→ **Goal**:
Extract every line below that contains the word "的位置为".

→ **Records for the task**:

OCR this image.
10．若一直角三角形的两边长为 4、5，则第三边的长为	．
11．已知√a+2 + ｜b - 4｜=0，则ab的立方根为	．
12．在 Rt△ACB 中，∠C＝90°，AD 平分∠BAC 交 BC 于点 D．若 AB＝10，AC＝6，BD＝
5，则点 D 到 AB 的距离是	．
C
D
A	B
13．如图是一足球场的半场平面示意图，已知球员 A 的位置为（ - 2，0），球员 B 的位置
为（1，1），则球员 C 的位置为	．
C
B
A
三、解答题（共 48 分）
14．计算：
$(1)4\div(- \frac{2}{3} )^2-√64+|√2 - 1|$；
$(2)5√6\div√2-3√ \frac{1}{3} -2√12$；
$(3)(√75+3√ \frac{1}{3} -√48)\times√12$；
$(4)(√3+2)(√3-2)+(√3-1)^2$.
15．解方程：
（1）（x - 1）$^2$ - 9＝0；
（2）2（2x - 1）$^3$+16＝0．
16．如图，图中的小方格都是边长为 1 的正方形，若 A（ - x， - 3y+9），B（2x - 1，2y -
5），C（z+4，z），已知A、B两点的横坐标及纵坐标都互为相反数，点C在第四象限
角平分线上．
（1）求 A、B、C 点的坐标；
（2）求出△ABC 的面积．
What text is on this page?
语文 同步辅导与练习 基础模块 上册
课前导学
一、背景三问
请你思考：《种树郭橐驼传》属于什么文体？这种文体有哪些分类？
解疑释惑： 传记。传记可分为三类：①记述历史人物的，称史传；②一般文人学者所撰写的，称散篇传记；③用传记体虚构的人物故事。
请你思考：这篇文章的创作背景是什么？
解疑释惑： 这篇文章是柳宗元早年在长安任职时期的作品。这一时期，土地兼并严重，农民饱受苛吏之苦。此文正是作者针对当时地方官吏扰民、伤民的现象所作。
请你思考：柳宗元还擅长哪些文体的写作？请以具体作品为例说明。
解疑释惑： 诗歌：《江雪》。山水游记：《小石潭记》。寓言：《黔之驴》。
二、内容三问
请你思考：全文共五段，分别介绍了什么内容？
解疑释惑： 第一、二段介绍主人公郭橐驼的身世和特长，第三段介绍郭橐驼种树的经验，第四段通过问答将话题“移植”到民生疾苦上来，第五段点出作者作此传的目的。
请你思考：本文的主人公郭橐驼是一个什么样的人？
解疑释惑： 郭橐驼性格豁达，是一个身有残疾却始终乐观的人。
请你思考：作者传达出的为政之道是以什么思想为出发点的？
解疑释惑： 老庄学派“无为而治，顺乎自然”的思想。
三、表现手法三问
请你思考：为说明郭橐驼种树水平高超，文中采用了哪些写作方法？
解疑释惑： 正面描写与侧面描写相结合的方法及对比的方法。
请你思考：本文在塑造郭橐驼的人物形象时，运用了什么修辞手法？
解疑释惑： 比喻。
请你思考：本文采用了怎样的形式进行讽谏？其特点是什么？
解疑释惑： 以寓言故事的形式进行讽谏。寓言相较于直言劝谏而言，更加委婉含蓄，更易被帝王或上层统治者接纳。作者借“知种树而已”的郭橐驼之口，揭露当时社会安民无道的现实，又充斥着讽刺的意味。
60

→ **Solution below**:
13．如图是一足球场的半场平面示意图，已知球员 A 的位置为（ - 2，0），球员 B 的位置
为（1，1），则球员 C 的位置为	．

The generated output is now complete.